▸ GIVEN REQUEST:
From the records below, copy every line that contains the word "Layout".

▸ SOURCE DATA:
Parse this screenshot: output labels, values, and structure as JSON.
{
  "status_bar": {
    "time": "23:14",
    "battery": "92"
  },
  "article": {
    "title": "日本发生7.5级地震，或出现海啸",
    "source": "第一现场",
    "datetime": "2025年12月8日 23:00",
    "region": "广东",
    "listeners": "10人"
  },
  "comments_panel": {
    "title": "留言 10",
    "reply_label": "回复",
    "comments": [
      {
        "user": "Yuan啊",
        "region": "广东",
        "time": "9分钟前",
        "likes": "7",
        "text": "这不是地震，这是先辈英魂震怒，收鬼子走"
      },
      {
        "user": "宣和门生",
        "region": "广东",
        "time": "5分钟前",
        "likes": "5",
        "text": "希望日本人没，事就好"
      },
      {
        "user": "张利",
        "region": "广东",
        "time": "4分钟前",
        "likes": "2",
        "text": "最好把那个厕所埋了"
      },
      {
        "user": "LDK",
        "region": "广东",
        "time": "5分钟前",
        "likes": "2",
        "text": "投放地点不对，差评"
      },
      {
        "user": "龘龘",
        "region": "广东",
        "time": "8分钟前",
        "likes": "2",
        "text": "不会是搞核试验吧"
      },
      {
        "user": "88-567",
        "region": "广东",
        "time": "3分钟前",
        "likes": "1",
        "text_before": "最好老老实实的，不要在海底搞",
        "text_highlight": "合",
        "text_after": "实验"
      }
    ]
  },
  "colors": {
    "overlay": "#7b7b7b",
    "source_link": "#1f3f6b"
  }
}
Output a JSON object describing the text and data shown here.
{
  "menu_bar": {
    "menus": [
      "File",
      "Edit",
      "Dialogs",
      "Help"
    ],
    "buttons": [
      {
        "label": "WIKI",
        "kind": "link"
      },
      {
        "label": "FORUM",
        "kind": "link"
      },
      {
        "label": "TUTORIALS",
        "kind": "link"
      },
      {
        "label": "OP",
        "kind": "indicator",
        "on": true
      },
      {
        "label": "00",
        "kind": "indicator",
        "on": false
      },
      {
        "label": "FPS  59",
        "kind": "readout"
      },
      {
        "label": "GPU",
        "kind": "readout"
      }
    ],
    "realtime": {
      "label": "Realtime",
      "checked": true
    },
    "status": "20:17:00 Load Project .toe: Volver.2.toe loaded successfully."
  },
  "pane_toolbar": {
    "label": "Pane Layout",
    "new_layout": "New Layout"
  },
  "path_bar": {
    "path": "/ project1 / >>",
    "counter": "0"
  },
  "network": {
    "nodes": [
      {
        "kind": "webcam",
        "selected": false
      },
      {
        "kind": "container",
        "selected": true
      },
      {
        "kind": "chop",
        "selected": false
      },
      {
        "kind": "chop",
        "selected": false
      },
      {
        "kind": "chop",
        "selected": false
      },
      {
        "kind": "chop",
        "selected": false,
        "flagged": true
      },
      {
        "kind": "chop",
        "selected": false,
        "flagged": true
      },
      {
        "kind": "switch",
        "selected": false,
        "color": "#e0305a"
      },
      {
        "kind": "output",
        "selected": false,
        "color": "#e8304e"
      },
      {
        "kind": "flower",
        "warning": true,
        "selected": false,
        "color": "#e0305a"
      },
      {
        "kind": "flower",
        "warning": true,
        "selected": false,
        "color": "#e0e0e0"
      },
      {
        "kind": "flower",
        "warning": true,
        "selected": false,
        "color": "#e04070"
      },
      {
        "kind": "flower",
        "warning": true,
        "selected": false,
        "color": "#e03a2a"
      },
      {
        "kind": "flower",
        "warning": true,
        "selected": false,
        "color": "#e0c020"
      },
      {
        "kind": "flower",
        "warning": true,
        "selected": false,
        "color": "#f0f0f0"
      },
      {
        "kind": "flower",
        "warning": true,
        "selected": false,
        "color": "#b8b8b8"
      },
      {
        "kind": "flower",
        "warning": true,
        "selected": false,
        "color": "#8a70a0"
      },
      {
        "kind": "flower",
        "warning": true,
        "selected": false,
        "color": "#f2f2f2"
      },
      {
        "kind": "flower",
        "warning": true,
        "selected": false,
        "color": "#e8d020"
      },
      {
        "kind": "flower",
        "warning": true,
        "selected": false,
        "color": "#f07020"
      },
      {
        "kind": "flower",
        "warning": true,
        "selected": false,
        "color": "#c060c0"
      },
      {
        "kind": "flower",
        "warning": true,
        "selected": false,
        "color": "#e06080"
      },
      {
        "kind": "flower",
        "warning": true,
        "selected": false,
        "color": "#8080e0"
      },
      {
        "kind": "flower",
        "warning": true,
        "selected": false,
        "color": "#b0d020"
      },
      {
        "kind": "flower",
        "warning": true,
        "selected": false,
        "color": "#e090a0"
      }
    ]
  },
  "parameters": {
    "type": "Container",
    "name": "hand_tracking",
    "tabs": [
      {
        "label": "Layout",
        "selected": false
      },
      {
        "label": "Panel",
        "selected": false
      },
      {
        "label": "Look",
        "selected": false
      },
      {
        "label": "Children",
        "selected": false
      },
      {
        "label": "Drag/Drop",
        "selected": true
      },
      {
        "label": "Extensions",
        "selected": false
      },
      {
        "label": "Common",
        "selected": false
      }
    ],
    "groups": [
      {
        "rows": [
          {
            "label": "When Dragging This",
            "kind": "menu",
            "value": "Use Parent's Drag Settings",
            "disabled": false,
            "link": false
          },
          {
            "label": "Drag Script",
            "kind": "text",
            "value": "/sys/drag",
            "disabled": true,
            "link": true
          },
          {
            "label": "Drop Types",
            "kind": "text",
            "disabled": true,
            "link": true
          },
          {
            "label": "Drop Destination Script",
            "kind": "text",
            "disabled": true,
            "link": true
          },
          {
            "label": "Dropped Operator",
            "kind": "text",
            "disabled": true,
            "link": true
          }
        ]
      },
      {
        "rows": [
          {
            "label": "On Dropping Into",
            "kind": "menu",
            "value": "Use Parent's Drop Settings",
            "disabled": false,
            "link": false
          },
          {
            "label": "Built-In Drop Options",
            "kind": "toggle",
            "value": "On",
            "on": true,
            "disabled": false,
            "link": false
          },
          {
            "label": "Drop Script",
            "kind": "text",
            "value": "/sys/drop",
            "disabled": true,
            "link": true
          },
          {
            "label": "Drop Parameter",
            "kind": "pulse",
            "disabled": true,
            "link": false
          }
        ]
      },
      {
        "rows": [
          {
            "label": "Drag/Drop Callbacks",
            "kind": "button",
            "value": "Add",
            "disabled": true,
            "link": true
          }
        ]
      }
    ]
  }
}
---
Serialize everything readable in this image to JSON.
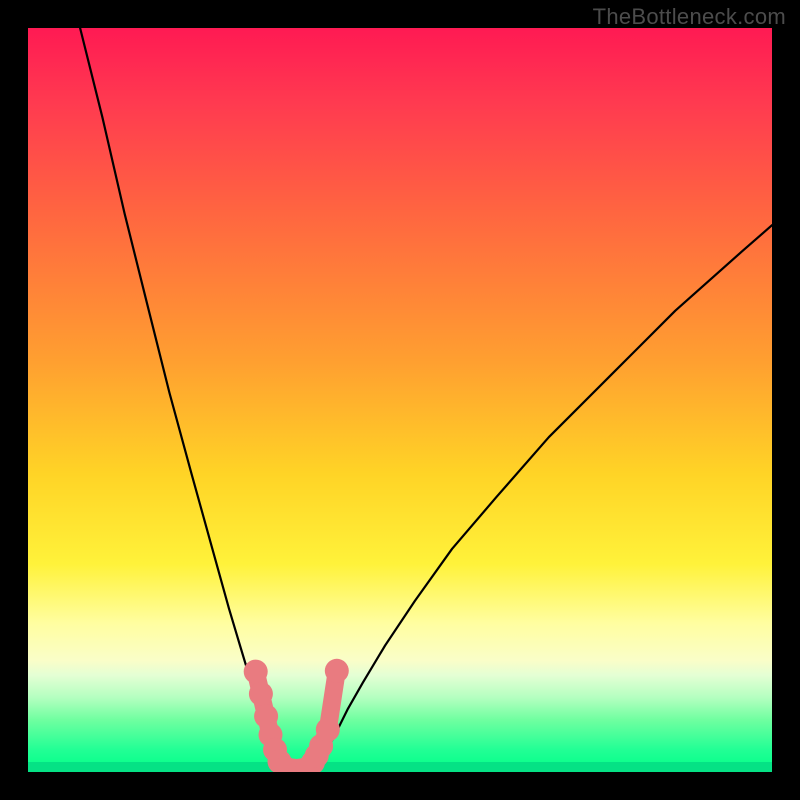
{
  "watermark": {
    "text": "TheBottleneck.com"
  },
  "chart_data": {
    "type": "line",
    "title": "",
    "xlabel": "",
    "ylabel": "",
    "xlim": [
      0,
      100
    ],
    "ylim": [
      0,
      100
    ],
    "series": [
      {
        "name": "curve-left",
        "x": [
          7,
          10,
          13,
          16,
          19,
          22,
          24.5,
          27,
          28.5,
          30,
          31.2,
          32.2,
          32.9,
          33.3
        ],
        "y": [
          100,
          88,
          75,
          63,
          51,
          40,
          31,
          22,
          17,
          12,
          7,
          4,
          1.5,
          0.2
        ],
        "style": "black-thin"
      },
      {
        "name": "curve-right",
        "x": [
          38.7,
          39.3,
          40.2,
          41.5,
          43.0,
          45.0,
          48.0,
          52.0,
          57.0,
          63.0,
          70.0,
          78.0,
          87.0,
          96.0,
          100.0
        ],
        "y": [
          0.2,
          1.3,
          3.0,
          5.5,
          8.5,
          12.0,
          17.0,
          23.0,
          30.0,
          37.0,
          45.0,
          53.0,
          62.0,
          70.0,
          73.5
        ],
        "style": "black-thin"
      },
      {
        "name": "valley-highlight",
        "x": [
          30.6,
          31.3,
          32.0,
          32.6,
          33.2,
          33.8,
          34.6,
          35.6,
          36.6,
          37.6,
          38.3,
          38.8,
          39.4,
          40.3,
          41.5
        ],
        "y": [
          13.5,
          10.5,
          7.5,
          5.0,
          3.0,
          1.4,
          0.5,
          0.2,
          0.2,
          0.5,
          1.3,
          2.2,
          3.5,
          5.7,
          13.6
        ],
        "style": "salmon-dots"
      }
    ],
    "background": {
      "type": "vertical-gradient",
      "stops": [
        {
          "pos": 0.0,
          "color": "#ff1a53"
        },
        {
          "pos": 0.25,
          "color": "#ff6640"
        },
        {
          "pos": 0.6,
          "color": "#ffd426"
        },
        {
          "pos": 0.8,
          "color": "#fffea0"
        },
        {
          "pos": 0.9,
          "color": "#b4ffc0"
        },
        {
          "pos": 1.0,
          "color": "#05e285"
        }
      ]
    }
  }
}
* * *
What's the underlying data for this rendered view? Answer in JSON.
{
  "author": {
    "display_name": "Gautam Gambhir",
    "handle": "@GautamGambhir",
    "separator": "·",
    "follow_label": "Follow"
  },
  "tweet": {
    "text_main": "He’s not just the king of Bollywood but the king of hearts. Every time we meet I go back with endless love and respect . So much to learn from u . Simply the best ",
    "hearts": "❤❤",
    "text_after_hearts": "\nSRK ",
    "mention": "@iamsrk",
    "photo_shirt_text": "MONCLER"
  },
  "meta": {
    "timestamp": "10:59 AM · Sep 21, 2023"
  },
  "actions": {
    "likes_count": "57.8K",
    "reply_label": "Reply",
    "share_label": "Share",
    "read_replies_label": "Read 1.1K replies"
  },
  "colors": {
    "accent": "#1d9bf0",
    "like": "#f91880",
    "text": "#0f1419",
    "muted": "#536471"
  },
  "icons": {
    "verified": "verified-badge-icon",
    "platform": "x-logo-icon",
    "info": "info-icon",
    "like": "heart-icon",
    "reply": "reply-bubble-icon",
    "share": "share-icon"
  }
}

▸ TASK SOLUTION:
    "label": "Pane Layout",
    "new_layout": "New Layout"
        "label": "Layout",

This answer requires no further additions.